**Directions:** Using the records below, count the lines with "Evolucion" in them. Give the number only.

####

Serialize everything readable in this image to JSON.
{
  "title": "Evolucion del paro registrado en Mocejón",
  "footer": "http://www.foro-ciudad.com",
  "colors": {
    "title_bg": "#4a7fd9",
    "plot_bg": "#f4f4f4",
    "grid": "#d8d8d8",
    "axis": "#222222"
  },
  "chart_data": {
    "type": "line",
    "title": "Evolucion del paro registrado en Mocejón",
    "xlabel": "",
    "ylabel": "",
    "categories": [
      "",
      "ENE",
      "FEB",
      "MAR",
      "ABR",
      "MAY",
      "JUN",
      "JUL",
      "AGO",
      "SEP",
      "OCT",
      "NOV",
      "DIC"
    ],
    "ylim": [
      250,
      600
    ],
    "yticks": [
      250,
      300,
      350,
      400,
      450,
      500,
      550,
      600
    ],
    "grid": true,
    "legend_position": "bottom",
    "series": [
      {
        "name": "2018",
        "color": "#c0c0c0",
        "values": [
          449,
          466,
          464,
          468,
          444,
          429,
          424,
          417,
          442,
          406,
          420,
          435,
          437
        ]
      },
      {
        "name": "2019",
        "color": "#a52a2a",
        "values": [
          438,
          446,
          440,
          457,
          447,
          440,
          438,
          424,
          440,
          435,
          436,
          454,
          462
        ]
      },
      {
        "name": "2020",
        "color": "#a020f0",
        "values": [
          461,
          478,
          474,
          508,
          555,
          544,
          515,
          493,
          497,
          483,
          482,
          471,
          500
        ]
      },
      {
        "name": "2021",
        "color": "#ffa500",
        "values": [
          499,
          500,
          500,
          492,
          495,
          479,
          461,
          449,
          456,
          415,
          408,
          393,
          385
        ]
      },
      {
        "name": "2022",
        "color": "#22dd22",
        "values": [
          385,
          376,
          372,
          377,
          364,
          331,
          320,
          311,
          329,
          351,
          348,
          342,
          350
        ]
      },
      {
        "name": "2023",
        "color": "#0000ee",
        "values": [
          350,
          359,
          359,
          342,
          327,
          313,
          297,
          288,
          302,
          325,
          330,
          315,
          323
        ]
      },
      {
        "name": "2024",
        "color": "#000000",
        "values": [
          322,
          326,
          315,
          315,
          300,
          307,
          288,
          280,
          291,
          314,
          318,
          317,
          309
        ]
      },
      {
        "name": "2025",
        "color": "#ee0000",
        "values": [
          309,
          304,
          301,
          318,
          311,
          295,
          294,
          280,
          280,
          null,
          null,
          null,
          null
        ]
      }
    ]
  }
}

####

**Task answer:** 2